> **Given request**: Find the number of lines in these records where the word "infant" appears. Reply with that number and nothing more.

Chart and figure data
-------
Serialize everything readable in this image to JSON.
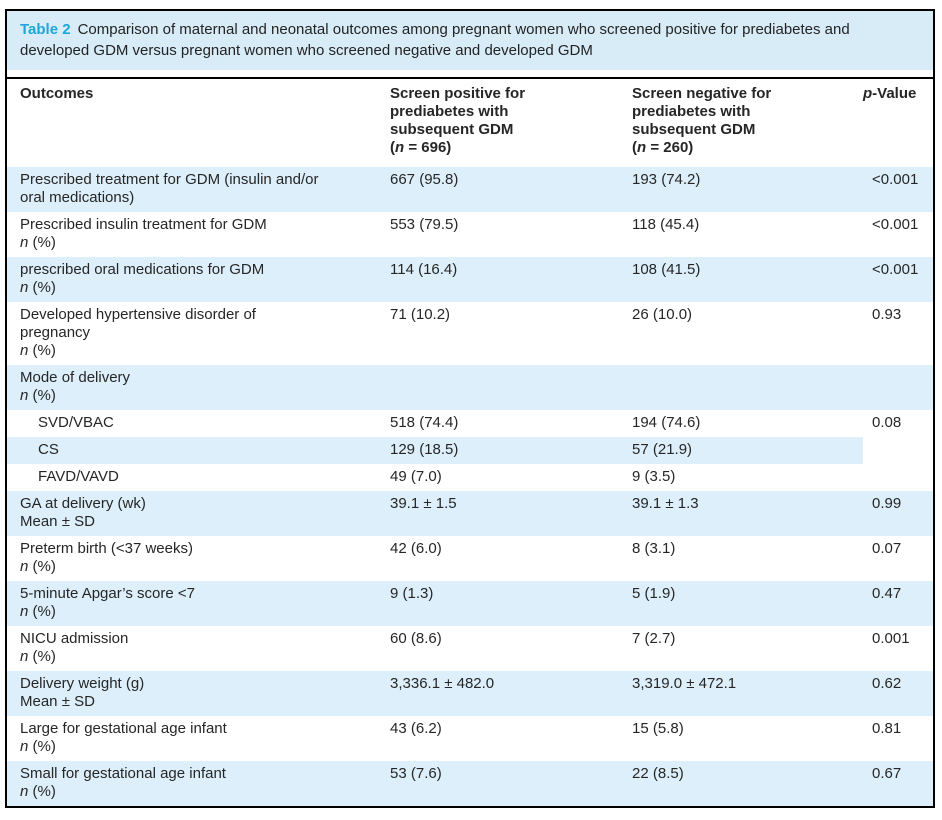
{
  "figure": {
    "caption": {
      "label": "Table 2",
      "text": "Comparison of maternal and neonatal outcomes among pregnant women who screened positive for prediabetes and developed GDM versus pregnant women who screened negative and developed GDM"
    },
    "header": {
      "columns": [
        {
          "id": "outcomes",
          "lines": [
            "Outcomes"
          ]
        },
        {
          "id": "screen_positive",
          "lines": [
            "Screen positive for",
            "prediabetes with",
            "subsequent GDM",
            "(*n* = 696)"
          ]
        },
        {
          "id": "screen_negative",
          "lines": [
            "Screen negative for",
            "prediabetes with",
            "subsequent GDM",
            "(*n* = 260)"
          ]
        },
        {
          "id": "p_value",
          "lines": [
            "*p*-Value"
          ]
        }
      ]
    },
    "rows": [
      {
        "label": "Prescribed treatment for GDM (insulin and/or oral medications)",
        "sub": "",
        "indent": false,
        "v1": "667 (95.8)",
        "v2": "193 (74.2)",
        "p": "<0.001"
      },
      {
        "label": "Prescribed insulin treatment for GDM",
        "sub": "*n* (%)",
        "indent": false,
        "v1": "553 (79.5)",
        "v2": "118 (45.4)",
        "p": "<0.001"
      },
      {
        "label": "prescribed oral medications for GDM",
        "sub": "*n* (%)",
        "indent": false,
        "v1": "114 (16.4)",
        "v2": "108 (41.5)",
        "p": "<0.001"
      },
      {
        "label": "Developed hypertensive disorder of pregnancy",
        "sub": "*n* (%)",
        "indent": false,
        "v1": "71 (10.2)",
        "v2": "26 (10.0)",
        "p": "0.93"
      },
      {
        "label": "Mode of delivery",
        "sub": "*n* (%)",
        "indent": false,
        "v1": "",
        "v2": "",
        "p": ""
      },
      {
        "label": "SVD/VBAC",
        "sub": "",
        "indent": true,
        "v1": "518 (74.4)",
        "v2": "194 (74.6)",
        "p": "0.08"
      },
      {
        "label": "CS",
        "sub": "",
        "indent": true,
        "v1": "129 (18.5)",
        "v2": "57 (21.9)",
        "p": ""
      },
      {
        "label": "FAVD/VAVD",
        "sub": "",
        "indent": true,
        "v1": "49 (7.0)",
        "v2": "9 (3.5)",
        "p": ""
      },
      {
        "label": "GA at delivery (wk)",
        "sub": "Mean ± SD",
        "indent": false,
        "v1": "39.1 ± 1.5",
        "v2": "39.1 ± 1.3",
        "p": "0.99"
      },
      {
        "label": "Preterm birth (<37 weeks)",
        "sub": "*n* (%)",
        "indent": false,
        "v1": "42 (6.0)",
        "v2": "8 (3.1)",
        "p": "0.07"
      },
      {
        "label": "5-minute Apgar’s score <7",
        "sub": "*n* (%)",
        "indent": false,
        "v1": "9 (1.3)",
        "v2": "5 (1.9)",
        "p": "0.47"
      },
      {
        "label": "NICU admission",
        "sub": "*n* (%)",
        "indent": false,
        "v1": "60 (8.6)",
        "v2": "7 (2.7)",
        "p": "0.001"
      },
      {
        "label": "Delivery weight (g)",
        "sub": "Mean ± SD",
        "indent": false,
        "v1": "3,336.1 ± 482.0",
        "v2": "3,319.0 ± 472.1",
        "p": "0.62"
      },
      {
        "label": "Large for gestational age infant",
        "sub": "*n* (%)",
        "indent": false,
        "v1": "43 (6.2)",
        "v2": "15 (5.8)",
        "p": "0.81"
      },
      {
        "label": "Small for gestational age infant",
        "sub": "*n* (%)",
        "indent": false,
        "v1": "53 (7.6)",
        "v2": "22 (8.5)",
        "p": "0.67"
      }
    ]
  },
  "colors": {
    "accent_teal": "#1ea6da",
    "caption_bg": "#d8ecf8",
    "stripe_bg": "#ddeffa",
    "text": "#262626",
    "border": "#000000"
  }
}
-------
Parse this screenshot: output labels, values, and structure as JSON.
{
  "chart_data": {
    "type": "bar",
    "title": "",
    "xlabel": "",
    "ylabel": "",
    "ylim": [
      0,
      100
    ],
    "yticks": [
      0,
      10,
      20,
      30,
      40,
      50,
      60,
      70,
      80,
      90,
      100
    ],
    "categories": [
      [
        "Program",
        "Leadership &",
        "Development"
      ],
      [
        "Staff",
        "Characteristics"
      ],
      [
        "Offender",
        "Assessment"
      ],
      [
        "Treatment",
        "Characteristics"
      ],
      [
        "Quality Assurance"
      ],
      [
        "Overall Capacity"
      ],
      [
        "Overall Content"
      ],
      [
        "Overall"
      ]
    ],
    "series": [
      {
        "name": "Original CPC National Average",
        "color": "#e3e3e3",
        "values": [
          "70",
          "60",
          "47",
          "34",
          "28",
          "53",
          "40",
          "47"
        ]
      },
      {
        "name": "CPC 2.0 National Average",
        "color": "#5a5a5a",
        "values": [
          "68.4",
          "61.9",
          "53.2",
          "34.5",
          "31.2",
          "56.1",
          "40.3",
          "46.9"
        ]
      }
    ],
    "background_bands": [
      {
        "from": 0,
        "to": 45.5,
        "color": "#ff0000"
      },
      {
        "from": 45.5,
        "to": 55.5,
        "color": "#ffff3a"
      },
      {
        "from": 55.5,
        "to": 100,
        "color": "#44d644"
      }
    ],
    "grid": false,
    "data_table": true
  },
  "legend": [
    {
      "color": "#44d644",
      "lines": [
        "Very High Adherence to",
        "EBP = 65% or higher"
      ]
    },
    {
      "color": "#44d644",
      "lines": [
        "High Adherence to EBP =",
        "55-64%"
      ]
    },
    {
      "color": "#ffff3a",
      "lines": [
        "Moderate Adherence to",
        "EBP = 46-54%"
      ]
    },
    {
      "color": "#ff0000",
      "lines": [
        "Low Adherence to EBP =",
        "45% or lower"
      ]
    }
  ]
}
-------
> **Finished answer**: 2